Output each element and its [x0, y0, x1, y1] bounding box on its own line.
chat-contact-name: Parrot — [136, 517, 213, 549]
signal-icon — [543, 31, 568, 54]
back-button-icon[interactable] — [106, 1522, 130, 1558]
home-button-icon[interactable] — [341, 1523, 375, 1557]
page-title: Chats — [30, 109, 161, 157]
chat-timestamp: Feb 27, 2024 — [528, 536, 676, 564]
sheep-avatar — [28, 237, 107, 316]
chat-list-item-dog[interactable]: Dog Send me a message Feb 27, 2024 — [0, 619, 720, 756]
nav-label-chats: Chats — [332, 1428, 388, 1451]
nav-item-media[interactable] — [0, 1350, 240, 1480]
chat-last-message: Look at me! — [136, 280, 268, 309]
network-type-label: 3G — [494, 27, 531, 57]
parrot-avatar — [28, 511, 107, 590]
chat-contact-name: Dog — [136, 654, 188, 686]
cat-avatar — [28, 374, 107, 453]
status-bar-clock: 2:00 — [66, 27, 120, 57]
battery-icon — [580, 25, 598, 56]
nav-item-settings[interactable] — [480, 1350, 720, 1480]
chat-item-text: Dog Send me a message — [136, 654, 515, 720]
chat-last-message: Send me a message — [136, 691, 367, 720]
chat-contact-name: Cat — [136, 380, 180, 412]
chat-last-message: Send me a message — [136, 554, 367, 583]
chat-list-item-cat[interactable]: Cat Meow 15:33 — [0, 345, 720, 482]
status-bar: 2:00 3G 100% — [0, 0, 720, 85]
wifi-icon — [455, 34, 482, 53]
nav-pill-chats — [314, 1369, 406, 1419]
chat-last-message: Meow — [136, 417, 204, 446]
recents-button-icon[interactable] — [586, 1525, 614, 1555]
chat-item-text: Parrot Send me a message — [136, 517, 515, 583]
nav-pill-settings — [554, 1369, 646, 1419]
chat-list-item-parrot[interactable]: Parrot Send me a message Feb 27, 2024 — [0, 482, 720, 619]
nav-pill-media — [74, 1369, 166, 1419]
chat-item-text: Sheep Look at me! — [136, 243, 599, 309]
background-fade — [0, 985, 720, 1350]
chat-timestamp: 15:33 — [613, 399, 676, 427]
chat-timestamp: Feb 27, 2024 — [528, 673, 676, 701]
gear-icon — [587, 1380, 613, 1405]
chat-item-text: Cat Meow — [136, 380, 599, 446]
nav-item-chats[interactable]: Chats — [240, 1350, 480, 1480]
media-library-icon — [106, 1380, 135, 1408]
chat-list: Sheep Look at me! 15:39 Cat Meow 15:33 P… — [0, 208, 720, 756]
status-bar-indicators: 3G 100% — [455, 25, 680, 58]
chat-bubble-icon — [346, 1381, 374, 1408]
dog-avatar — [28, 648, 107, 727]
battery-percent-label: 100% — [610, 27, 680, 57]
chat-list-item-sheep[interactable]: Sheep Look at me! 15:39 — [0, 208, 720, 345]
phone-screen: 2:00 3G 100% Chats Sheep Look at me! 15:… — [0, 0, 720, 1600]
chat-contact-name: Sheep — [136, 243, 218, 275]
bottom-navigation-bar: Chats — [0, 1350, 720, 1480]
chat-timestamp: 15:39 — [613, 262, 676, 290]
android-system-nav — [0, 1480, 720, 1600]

· · · ·

REQUIRED TASK: Please copy the material above line for line, leaving every character unchanged.

TASK SOLUTION:
Output each element and its [x0, y0, x1, y1] bounding box on its own line.
chat-contact-name: Parrot — [136, 517, 213, 549]
signal-icon — [543, 31, 568, 54]
back-button-icon[interactable] — [106, 1522, 130, 1558]
home-button-icon[interactable] — [341, 1523, 375, 1557]
page-title: Chats — [30, 109, 161, 157]
chat-timestamp: Feb 27, 2024 — [528, 536, 676, 564]
sheep-avatar — [28, 237, 107, 316]
chat-list-item-dog[interactable]: Dog Send me a message Feb 27, 2024 — [0, 619, 720, 756]
nav-label-chats: Chats — [332, 1428, 388, 1451]
nav-item-media[interactable] — [0, 1350, 240, 1480]
chat-last-message: Look at me! — [136, 280, 268, 309]
network-type-label: 3G — [494, 27, 531, 57]
parrot-avatar — [28, 511, 107, 590]
chat-contact-name: Dog — [136, 654, 188, 686]
cat-avatar — [28, 374, 107, 453]
status-bar-clock: 2:00 — [66, 27, 120, 57]
battery-icon — [580, 25, 598, 56]
nav-item-settings[interactable] — [480, 1350, 720, 1480]
chat-item-text: Dog Send me a message — [136, 654, 515, 720]
chat-last-message: Send me a message — [136, 691, 367, 720]
chat-contact-name: Cat — [136, 380, 180, 412]
chat-last-message: Send me a message — [136, 554, 367, 583]
chat-list-item-cat[interactable]: Cat Meow 15:33 — [0, 345, 720, 482]
status-bar: 2:00 3G 100% — [0, 0, 720, 85]
wifi-icon — [455, 34, 482, 53]
nav-pill-chats — [314, 1369, 406, 1419]
chat-last-message: Meow — [136, 417, 204, 446]
recents-button-icon[interactable] — [586, 1525, 614, 1555]
chat-item-text: Parrot Send me a message — [136, 517, 515, 583]
nav-pill-settings — [554, 1369, 646, 1419]
chat-list-item-parrot[interactable]: Parrot Send me a message Feb 27, 2024 — [0, 482, 720, 619]
nav-pill-media — [74, 1369, 166, 1419]
chat-item-text: Sheep Look at me! — [136, 243, 599, 309]
background-fade — [0, 985, 720, 1350]
chat-timestamp: 15:33 — [613, 399, 676, 427]
chat-timestamp: Feb 27, 2024 — [528, 673, 676, 701]
gear-icon — [587, 1380, 613, 1405]
chat-item-text: Cat Meow — [136, 380, 599, 446]
nav-item-chats[interactable]: Chats — [240, 1350, 480, 1480]
media-library-icon — [106, 1380, 135, 1408]
chat-list: Sheep Look at me! 15:39 Cat Meow 15:33 P… — [0, 208, 720, 756]
status-bar-indicators: 3G 100% — [455, 25, 680, 58]
chat-bubble-icon — [346, 1381, 374, 1408]
dog-avatar — [28, 648, 107, 727]
battery-percent-label: 100% — [610, 27, 680, 57]
chat-list-item-sheep[interactable]: Sheep Look at me! 15:39 — [0, 208, 720, 345]
phone-screen: 2:00 3G 100% Chats Sheep Look at me! 15:… — [0, 0, 720, 1600]
chat-contact-name: Sheep — [136, 243, 218, 275]
bottom-navigation-bar: Chats — [0, 1350, 720, 1480]
chat-timestamp: 15:39 — [613, 262, 676, 290]
android-system-nav — [0, 1480, 720, 1600]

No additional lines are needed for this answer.